━━━━━ RAW RECORDS

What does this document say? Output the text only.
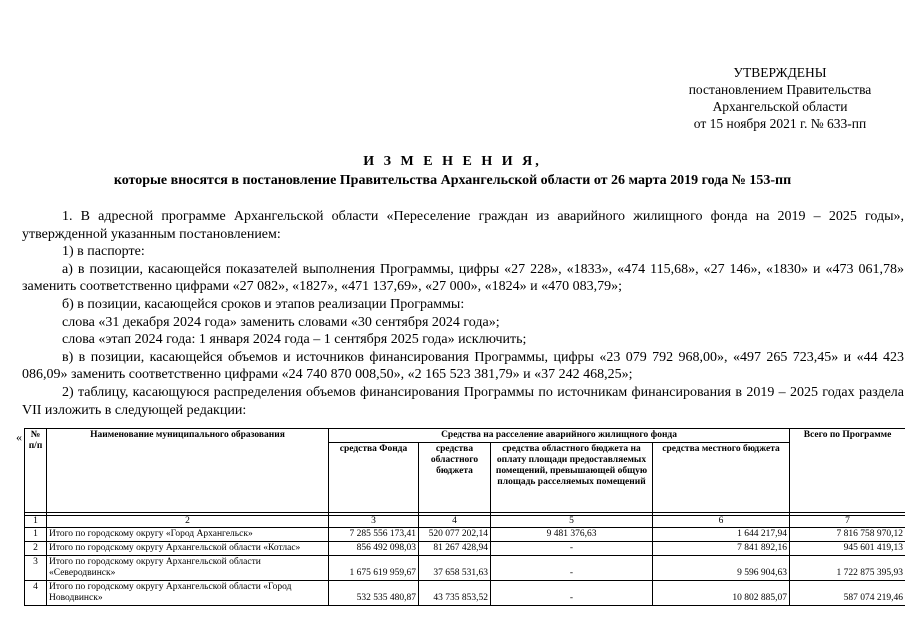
УТВЕРЖДЕНЫ
постановлением Правительства
Архангельской области
от 15 ноября 2021 г. № 633-пп
И З М Е Н Е Н И Я,
которые вносятся в постановление Правительства Архангельской области от 26 марта 2019 года № 153-пп

1. В адресной программе Архангельской области «Переселение граждан из аварийного жилищного фонда на 2019 – 2025 годы», утвержденной указанным постановлением:

1) в паспорте:

а) в позиции, касающейся показателей выполнения Программы, цифры «27 228», «1833», «474 115,68», «27 146», «1830» и «473 061,78» заменить соответственно цифрами «27 082», «1827», «471 137,69», «27 000», «1824» и «470 083,79»;

б) в позиции, касающейся сроков и этапов реализации Программы:

слова «31 декабря 2024 года» заменить словами «30 сентября 2024 года»;

слова «этап 2024 года: 1 января 2024 года – 1 сентября 2025 года» исключить;

в) в позиции, касающейся объемов и источников финансирования Программы, цифры «23 079 792 968,00», «497 265 723,45» и «44 423 086,09» заменить соответственно цифрами «24 740 870 008,50», «2 165 523 381,79» и «37 242 468,25»;

2) таблицу, касающуюся распределения объемов финансирования Программы по источникам финансирования в 2019 – 2025 годах раздела VII изложить в следующей редакции:

« № п/п	Наименование муниципального образования	Средства на расселение аварийного жилищного фонда				Всего по Программе
		средства Фонда	средства областного бюджета	средства областного бюджета на оплату площади предоставляемых помещений, превышающей общую площадь расселяемых помещений	средства местного бюджета	

1	2	3	4	5	6	7
1	Итого по городскому округу «Город Архангельск»	7 285 556 173,41	520 077 202,14	9 481 376,63	1 644 217,94	7 816 758 970,12
2	Итого по городскому округу Архангельской области «Котлас»	856 492 098,03	81 267 428,94	-	7 841 892,16	945 601 419,13
3	Итого по городскому округу Архангельской области «Северодвинск»	1 675 619 959,67	37 658 531,63	-	9 596 904,63	1 722 875 395,93
4	Итого по городскому округу Архангельской области «Город Новодвинск»	532 535 480,87	43 735 853,52	-	10 802 885,07	587 074 219,46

━━━━━━━━━━

== EXERCISE ==
Copy out all of the data word for word. Do not carry over any picture.

== OUTPUT OF THE TASK ==
What does this document say? Output the text only.
УТВЕРЖДЕНЫ
постановлением Правительства
Архангельской области
от 15 ноября 2021 г. № 633-пп
И З М Е Н Е Н И Я,
которые вносятся в постановление Правительства Архангельской области от 26 марта 2019 года № 153-пп

1. В адресной программе Архангельской области «Переселение граждан из аварийного жилищного фонда на 2019 – 2025 годы», утвержденной указанным постановлением:

1) в паспорте:

а) в позиции, касающейся показателей выполнения Программы, цифры «27 228», «1833», «474 115,68», «27 146», «1830» и «473 061,78» заменить соответственно цифрами «27 082», «1827», «471 137,69», «27 000», «1824» и «470 083,79»;

б) в позиции, касающейся сроков и этапов реализации Программы:

слова «31 декабря 2024 года» заменить словами «30 сентября 2024 года»;

слова «этап 2024 года: 1 января 2024 года – 1 сентября 2025 года» исключить;

в) в позиции, касающейся объемов и источников финансирования Программы, цифры «23 079 792 968,00», «497 265 723,45» и «44 423 086,09» заменить соответственно цифрами «24 740 870 008,50», «2 165 523 381,79» и «37 242 468,25»;

2) таблицу, касающуюся распределения объемов финансирования Программы по источникам финансирования в 2019 – 2025 годах раздела VII изложить в следующей редакции:

« № п/п	Наименование муниципального образования	Средства на расселение аварийного жилищного фонда				Всего по Программе
		средства Фонда	средства областного бюджета	средства областного бюджета на оплату площади предоставляемых помещений, превышающей общую площадь расселяемых помещений	средства местного бюджета	

1	2	3	4	5	6	7
1	Итого по городскому округу «Город Архангельск»	7 285 556 173,41	520 077 202,14	9 481 376,63	1 644 217,94	7 816 758 970,12
2	Итого по городскому округу Архангельской области «Котлас»	856 492 098,03	81 267 428,94	-	7 841 892,16	945 601 419,13
3	Итого по городскому округу Архангельской области «Северодвинск»	1 675 619 959,67	37 658 531,63	-	9 596 904,63	1 722 875 395,93
4	Итого по городскому округу Архангельской области «Город Новодвинск»	532 535 480,87	43 735 853,52	-	10 802 885,07	587 074 219,46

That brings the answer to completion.